▶ **THE TASK**
Reproduce the records below exactly as given.

▶ **MATERIAL TO PROCESS**
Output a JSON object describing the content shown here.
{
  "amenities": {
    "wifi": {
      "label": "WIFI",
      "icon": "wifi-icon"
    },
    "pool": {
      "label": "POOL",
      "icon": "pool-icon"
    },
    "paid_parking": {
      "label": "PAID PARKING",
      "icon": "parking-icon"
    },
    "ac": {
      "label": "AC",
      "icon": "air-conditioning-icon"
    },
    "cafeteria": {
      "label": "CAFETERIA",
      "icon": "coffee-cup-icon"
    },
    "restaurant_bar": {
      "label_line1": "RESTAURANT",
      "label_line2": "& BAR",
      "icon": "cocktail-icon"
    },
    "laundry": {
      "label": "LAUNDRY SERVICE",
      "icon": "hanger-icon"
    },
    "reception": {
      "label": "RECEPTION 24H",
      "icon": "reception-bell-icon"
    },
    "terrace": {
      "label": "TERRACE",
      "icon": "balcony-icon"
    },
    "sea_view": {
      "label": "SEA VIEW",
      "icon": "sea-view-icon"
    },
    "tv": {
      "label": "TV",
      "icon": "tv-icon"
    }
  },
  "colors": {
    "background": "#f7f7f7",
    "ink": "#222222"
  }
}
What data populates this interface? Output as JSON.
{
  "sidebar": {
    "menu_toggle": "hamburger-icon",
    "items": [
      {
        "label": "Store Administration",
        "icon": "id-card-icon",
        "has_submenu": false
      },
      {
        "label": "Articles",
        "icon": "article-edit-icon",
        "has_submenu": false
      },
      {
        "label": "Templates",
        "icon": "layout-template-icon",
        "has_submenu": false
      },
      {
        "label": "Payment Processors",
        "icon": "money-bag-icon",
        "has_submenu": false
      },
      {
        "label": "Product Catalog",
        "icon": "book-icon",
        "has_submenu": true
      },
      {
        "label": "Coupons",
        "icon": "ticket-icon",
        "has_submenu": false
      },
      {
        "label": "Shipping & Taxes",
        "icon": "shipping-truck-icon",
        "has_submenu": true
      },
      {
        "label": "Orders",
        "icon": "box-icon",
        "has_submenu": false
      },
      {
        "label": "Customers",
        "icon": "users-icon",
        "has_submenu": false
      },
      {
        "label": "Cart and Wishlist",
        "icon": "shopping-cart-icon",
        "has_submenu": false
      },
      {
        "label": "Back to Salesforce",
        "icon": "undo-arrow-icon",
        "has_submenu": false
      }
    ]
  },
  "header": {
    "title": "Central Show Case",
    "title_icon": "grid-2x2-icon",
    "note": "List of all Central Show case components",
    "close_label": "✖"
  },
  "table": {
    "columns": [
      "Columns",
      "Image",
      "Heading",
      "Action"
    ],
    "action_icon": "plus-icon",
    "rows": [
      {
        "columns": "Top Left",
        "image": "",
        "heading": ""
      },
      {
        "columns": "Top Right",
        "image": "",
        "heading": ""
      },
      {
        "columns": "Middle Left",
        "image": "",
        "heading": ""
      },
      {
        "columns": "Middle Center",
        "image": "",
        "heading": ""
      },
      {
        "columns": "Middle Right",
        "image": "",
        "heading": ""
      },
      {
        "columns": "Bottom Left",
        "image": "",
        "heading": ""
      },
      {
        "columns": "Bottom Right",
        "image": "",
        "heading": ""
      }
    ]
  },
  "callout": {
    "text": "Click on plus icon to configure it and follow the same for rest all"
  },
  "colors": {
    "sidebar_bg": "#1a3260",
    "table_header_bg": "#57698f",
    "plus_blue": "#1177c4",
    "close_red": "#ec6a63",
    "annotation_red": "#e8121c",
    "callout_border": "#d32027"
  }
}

▶ **SOLUTION**
Output a JSON object describing the content shown here.
{
  "amenities": {
    "wifi": {
      "label": "WIFI",
      "icon": "wifi-icon"
    },
    "pool": {
      "label": "POOL",
      "icon": "pool-icon"
    },
    "paid_parking": {
      "label": "PAID PARKING",
      "icon": "parking-icon"
    },
    "ac": {
      "label": "AC",
      "icon": "air-conditioning-icon"
    },
    "cafeteria": {
      "label": "CAFETERIA",
      "icon": "coffee-cup-icon"
    },
    "restaurant_bar": {
      "label_line1": "RESTAURANT",
      "label_line2": "& BAR",
      "icon": "cocktail-icon"
    },
    "laundry": {
      "label": "LAUNDRY SERVICE",
      "icon": "hanger-icon"
    },
    "reception": {
      "label": "RECEPTION 24H",
      "icon": "reception-bell-icon"
    },
    "terrace": {
      "label": "TERRACE",
      "icon": "balcony-icon"
    },
    "sea_view": {
      "label": "SEA VIEW",
      "icon": "sea-view-icon"
    },
    "tv": {
      "label": "TV",
      "icon": "tv-icon"
    }
  },
  "colors": {
    "background": "#f7f7f7",
    "ink": "#222222"
  }
}
What data populates this interface? Output as JSON.
{
  "sidebar": {
    "menu_toggle": "hamburger-icon",
    "items": [
      {
        "label": "Store Administration",
        "icon": "id-card-icon",
        "has_submenu": false
      },
      {
        "label": "Articles",
        "icon": "article-edit-icon",
        "has_submenu": false
      },
      {
        "label": "Templates",
        "icon": "layout-template-icon",
        "has_submenu": false
      },
      {
        "label": "Payment Processors",
        "icon": "money-bag-icon",
        "has_submenu": false
      },
      {
        "label": "Product Catalog",
        "icon": "book-icon",
        "has_submenu": true
      },
      {
        "label": "Coupons",
        "icon": "ticket-icon",
        "has_submenu": false
      },
      {
        "label": "Shipping & Taxes",
        "icon": "shipping-truck-icon",
        "has_submenu": true
      },
      {
        "label": "Orders",
        "icon": "box-icon",
        "has_submenu": false
      },
      {
        "label": "Customers",
        "icon": "users-icon",
        "has_submenu": false
      },
      {
        "label": "Cart and Wishlist",
        "icon": "shopping-cart-icon",
        "has_submenu": false
      },
      {
        "label": "Back to Salesforce",
        "icon": "undo-arrow-icon",
        "has_submenu": false
      }
    ]
  },
  "header": {
    "title": "Central Show Case",
    "title_icon": "grid-2x2-icon",
    "note": "List of all Central Show case components",
    "close_label": "✖"
  },
  "table": {
    "columns": [
      "Columns",
      "Image",
      "Heading",
      "Action"
    ],
    "action_icon": "plus-icon",
    "rows": [
      {
        "columns": "Top Left",
        "image": "",
        "heading": ""
      },
      {
        "columns": "Top Right",
        "image": "",
        "heading": ""
      },
      {
        "columns": "Middle Left",
        "image": "",
        "heading": ""
      },
      {
        "columns": "Middle Center",
        "image": "",
        "heading": ""
      },
      {
        "columns": "Middle Right",
        "image": "",
        "heading": ""
      },
      {
        "columns": "Bottom Left",
        "image": "",
        "heading": ""
      },
      {
        "columns": "Bottom Right",
        "image": "",
        "heading": ""
      }
    ]
  },
  "callout": {
    "text": "Click on plus icon to configure it and follow the same for rest all"
  },
  "colors": {
    "sidebar_bg": "#1a3260",
    "table_header_bg": "#57698f",
    "plus_blue": "#1177c4",
    "close_red": "#ec6a63",
    "annotation_red": "#e8121c",
    "callout_border": "#d32027"
  }
}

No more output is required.